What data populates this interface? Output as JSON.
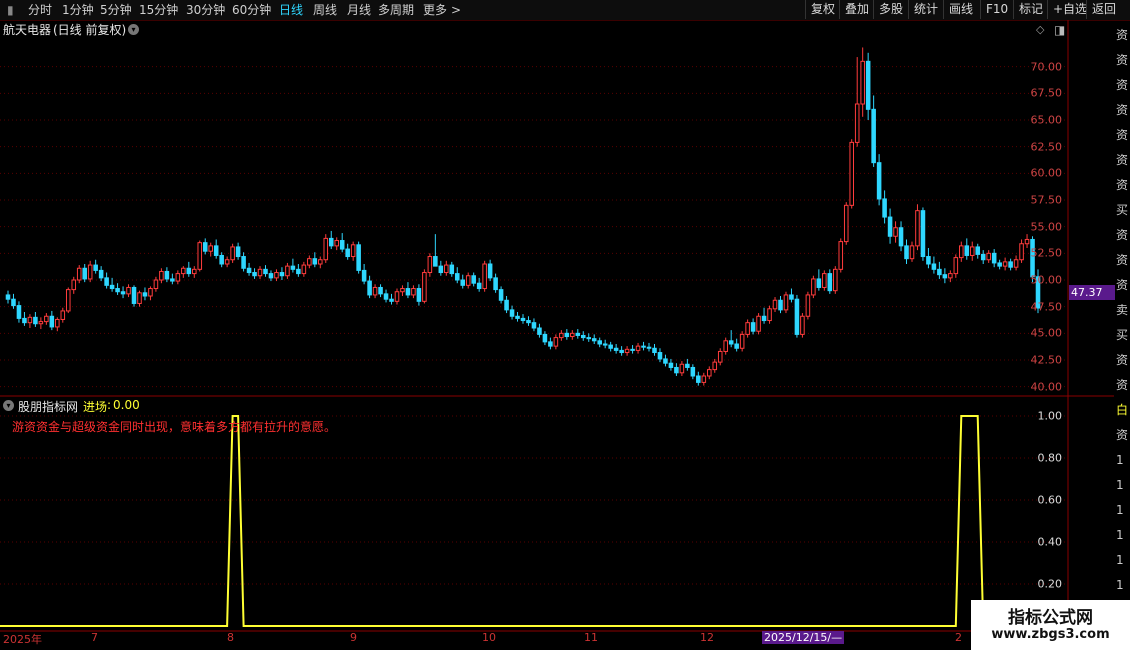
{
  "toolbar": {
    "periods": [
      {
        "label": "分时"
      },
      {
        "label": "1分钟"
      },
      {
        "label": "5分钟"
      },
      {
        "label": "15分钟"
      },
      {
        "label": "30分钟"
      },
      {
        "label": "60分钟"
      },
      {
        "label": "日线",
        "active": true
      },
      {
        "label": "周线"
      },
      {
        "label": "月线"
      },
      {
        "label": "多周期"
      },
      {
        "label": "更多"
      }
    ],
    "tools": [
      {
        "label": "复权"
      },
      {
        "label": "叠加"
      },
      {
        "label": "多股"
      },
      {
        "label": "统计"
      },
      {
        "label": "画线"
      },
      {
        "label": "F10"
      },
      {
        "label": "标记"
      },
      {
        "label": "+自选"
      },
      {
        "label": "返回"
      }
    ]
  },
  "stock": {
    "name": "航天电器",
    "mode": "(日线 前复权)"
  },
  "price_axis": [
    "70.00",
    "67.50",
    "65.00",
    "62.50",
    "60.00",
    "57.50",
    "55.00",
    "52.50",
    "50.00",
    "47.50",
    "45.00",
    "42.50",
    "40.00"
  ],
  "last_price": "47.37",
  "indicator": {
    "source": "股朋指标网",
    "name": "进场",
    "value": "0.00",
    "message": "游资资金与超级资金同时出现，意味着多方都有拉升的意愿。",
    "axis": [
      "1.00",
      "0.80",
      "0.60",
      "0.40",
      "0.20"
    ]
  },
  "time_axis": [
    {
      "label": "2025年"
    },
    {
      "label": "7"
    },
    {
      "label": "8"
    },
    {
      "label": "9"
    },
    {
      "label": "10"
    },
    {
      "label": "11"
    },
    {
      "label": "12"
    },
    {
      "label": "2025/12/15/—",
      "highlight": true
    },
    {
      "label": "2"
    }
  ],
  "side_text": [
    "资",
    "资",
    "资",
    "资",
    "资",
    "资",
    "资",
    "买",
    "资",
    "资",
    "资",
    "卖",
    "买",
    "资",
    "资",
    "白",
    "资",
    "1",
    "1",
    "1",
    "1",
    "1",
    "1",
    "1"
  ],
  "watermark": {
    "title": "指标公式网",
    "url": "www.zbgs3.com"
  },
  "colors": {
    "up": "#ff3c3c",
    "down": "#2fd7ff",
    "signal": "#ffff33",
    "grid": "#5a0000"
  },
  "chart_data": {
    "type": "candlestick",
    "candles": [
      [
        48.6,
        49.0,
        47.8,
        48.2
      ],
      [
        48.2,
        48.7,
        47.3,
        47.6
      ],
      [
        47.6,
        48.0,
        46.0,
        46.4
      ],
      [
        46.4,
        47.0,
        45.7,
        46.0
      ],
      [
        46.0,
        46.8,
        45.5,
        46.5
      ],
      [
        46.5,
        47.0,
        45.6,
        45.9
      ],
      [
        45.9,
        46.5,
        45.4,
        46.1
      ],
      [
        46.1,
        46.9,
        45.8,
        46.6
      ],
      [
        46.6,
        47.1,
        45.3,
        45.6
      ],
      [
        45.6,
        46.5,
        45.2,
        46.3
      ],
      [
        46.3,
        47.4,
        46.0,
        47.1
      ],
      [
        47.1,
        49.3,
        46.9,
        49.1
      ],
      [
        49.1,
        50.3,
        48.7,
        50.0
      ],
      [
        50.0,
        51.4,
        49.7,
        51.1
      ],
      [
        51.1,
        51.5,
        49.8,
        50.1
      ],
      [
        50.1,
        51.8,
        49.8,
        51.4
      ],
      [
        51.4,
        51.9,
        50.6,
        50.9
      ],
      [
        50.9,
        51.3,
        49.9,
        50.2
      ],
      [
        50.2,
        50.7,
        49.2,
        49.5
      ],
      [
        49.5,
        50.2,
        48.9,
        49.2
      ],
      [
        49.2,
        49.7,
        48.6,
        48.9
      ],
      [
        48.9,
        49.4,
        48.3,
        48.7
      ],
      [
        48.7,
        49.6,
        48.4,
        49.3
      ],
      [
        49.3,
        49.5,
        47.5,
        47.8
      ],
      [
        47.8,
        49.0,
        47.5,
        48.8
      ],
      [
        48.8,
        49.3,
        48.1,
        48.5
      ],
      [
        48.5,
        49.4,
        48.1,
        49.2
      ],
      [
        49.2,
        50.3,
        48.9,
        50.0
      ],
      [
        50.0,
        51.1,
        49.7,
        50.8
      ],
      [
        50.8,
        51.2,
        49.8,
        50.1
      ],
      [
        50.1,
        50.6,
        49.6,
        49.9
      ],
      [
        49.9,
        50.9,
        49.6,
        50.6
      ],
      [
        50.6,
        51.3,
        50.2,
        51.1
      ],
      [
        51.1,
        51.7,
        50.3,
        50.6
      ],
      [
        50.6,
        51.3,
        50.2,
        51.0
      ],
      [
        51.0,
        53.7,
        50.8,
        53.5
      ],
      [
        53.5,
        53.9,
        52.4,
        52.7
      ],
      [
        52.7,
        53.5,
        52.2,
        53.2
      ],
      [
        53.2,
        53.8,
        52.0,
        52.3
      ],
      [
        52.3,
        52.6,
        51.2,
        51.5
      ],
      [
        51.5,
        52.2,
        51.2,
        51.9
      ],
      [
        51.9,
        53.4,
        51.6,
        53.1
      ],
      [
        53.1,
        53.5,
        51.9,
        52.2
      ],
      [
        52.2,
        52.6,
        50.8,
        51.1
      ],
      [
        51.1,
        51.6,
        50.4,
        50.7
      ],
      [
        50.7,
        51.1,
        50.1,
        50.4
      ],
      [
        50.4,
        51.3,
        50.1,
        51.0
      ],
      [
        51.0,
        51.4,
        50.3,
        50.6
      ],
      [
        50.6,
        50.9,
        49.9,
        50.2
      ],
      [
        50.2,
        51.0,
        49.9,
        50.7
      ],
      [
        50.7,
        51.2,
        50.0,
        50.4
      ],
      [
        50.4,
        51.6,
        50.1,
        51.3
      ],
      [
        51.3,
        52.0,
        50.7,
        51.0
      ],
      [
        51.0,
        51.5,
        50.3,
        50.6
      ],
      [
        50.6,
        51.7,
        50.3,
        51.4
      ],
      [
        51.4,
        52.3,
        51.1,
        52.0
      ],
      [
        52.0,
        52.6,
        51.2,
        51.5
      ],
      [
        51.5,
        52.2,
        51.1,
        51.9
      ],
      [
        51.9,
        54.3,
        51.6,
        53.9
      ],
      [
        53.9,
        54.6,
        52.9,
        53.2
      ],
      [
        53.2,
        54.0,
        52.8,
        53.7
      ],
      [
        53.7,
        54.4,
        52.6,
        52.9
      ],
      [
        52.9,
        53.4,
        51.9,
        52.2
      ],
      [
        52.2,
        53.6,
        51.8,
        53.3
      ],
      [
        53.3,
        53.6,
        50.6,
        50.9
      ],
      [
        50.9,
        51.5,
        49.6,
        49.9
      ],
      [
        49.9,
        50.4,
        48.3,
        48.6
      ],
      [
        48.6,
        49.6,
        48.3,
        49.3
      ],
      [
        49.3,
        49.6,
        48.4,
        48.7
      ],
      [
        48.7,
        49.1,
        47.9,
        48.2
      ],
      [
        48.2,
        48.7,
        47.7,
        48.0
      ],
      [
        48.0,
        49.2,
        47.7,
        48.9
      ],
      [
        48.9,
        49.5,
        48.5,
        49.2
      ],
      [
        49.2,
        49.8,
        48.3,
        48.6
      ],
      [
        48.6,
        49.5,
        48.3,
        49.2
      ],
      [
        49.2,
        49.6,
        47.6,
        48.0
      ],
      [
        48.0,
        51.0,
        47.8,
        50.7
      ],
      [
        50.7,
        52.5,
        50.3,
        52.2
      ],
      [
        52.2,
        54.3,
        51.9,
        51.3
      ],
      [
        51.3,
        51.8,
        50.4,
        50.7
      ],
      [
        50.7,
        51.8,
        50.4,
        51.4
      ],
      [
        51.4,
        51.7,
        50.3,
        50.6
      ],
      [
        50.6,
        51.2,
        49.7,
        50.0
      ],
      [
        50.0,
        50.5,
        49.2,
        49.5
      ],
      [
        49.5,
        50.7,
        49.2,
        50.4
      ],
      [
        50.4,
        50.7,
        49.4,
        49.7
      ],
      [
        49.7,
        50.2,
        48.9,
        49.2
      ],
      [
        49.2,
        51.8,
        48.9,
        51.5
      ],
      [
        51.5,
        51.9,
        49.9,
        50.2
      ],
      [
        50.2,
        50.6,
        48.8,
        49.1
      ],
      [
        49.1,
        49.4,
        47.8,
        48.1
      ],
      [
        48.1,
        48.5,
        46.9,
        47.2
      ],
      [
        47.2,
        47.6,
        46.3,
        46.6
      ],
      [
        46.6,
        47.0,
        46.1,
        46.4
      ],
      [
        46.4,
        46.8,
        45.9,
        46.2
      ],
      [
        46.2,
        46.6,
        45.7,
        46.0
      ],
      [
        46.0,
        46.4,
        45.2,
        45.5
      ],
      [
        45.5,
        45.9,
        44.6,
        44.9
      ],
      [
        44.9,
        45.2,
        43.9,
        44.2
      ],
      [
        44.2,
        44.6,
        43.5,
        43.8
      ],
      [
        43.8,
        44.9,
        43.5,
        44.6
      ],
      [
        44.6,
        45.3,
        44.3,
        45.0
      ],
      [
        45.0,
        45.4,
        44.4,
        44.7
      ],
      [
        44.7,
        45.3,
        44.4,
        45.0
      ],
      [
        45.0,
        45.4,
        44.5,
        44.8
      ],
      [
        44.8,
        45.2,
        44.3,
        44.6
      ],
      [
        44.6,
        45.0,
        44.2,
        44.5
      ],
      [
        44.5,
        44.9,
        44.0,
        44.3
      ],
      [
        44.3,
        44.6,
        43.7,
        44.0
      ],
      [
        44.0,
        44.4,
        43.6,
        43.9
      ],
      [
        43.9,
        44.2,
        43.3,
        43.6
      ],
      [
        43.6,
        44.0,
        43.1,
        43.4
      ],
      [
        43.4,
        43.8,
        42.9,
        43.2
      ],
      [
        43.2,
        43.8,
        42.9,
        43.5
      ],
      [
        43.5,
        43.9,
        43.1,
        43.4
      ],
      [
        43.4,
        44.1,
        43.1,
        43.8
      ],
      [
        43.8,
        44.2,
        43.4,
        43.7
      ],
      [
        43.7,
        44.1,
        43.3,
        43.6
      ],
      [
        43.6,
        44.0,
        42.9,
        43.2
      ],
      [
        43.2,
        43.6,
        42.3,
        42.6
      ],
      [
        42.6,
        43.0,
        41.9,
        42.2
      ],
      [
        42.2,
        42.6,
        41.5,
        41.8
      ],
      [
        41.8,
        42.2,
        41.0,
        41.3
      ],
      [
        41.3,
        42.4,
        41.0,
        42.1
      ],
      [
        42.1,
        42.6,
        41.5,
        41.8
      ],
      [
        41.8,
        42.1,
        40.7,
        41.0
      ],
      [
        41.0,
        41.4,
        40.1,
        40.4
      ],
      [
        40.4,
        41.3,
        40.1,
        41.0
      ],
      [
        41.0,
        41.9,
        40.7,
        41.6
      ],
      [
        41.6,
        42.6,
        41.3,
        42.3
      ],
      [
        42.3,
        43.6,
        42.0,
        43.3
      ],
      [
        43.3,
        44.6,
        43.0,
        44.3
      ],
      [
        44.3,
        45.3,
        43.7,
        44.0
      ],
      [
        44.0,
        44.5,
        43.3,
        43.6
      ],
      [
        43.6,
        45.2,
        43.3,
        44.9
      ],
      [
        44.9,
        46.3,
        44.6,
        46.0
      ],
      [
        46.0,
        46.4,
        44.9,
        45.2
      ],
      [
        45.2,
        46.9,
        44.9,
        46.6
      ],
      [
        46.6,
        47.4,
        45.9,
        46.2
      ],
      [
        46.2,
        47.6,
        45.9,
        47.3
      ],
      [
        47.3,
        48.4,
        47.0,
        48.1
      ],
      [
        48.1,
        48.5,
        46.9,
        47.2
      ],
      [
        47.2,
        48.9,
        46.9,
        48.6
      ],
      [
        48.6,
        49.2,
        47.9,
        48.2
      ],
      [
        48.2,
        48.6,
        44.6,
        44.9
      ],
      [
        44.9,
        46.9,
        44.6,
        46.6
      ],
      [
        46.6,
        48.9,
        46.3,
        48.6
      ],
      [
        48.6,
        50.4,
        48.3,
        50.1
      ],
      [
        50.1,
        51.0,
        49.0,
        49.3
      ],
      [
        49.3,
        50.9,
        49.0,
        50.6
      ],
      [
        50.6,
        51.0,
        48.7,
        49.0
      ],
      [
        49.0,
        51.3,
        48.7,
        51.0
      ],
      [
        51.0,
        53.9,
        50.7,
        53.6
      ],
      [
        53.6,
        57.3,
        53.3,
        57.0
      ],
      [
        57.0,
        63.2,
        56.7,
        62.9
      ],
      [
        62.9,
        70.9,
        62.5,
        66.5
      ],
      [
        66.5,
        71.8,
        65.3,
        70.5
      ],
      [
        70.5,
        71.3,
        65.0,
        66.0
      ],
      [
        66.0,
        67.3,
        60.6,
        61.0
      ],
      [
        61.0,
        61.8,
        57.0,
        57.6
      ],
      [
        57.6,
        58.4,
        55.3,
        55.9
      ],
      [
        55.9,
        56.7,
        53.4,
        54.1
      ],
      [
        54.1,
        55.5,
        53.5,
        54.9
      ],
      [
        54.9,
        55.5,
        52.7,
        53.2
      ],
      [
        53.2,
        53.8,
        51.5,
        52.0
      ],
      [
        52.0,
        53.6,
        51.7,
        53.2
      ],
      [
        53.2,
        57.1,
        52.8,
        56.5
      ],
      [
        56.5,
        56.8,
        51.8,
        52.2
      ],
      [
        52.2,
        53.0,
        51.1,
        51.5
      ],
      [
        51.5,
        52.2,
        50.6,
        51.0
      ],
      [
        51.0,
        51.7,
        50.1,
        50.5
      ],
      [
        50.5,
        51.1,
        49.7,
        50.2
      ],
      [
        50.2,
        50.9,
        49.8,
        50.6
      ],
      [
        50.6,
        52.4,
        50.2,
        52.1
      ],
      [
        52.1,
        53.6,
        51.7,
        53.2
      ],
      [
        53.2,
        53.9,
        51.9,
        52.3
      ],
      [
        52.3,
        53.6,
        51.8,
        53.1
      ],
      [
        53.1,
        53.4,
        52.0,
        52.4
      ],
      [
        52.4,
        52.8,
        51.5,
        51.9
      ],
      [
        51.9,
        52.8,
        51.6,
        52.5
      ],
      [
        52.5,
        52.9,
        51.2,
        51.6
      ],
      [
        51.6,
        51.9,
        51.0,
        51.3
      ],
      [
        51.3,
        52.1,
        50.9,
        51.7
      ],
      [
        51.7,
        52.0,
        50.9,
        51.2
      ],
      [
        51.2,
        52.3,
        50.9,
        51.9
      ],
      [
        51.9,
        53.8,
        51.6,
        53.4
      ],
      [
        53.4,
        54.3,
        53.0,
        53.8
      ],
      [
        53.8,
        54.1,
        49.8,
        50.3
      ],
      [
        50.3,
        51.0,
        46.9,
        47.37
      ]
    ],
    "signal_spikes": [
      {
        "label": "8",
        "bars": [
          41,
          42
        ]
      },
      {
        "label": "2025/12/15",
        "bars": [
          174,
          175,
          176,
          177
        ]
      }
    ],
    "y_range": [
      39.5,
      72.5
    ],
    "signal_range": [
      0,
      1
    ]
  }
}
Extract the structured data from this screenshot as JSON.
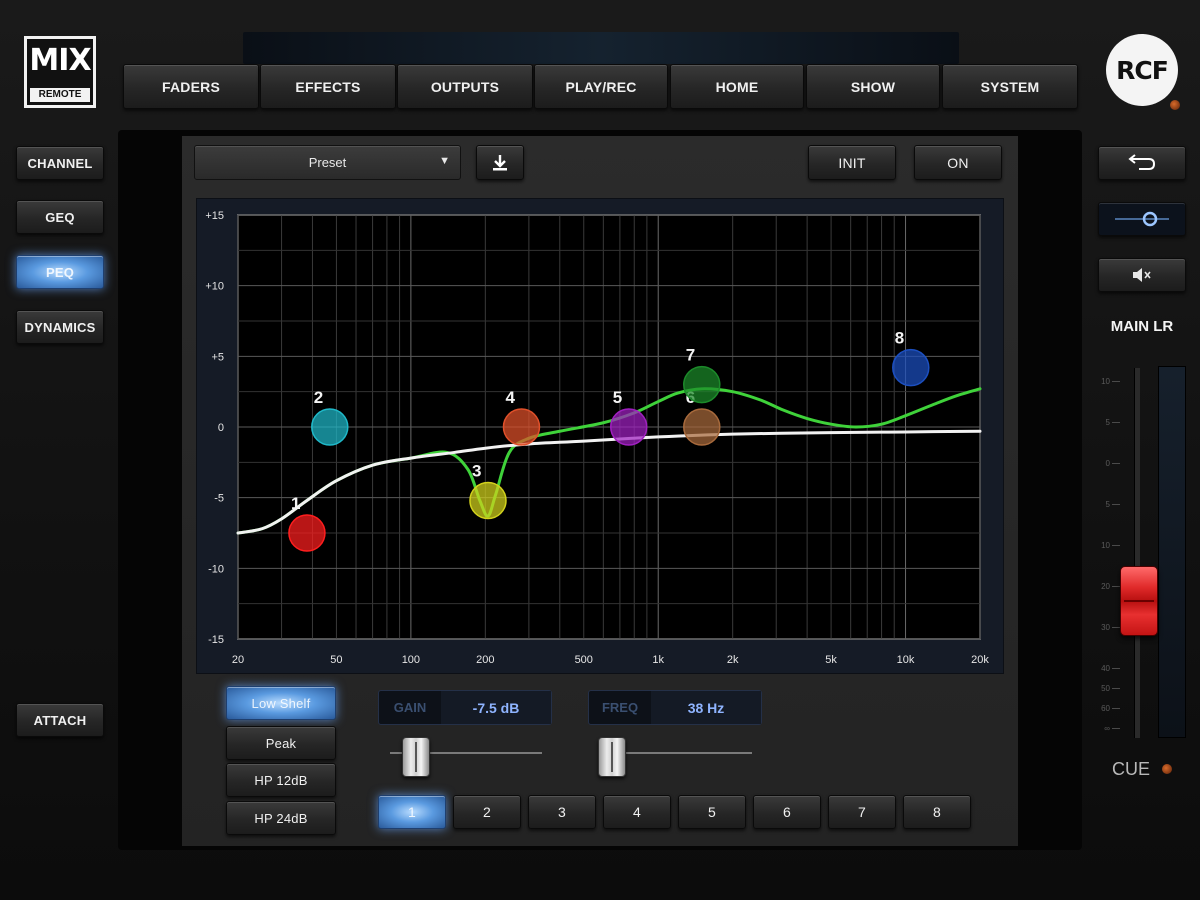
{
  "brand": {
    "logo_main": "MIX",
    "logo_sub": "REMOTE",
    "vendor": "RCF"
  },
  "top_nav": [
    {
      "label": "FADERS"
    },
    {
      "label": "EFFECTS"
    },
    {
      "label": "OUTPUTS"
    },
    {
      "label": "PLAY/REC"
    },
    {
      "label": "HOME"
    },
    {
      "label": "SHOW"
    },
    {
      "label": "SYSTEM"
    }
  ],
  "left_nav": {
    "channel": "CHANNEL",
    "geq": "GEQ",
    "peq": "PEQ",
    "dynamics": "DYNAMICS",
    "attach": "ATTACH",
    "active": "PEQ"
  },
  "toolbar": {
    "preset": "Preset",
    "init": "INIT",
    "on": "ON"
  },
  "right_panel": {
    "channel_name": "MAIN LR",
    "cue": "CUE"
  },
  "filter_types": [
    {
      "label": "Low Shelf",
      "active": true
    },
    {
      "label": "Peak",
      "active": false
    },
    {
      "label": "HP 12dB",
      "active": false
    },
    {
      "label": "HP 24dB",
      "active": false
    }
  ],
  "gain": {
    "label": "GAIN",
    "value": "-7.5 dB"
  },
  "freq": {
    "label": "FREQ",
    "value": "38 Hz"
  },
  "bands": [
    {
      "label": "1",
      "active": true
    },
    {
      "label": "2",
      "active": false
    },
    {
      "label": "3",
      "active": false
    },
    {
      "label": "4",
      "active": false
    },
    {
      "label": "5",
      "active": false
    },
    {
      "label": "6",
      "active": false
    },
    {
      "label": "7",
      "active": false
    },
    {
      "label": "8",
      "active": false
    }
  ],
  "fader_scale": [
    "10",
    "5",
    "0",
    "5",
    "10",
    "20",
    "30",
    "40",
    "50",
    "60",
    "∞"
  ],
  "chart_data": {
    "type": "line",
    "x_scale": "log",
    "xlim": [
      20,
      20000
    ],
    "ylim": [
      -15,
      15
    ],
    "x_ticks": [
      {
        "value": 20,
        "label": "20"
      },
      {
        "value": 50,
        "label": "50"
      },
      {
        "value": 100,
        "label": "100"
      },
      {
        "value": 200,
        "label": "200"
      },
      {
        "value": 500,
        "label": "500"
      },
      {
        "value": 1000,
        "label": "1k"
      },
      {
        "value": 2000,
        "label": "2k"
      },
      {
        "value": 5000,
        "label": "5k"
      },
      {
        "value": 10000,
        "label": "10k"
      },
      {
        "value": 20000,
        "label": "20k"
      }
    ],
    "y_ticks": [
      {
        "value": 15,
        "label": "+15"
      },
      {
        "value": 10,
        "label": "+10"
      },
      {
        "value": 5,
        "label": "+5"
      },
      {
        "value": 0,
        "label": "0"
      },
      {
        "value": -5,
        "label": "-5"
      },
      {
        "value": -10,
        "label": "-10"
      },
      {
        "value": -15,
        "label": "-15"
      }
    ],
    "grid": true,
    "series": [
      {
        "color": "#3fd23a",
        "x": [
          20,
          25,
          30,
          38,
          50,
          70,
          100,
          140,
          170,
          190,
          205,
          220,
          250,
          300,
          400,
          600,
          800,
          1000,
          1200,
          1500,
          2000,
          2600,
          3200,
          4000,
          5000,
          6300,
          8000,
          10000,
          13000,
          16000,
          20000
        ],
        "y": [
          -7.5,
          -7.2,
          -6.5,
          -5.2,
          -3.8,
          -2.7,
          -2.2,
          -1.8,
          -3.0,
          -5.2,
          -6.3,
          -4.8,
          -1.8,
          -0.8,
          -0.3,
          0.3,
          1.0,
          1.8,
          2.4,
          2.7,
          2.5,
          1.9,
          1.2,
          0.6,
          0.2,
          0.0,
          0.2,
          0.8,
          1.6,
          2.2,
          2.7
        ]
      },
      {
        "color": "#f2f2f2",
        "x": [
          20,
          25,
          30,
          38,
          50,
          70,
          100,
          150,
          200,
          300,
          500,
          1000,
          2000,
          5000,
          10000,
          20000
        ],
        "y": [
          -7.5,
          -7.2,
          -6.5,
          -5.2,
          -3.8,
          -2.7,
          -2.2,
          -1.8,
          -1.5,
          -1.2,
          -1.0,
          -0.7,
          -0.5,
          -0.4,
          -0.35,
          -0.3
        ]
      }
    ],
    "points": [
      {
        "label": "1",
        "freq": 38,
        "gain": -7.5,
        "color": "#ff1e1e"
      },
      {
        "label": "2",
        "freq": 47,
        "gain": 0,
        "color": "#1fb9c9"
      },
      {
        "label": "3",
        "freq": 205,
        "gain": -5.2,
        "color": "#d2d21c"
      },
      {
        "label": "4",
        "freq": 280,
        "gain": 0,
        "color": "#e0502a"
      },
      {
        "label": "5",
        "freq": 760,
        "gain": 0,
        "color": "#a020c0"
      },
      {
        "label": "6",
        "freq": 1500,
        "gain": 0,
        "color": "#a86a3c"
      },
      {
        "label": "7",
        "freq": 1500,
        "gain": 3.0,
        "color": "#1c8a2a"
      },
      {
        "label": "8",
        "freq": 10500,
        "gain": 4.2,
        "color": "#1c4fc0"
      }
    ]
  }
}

********************

_EXERCISE DESCRIPTION_. State only the count of lines above that hold the string "this".

_EXERCISE SOLUTION_. 2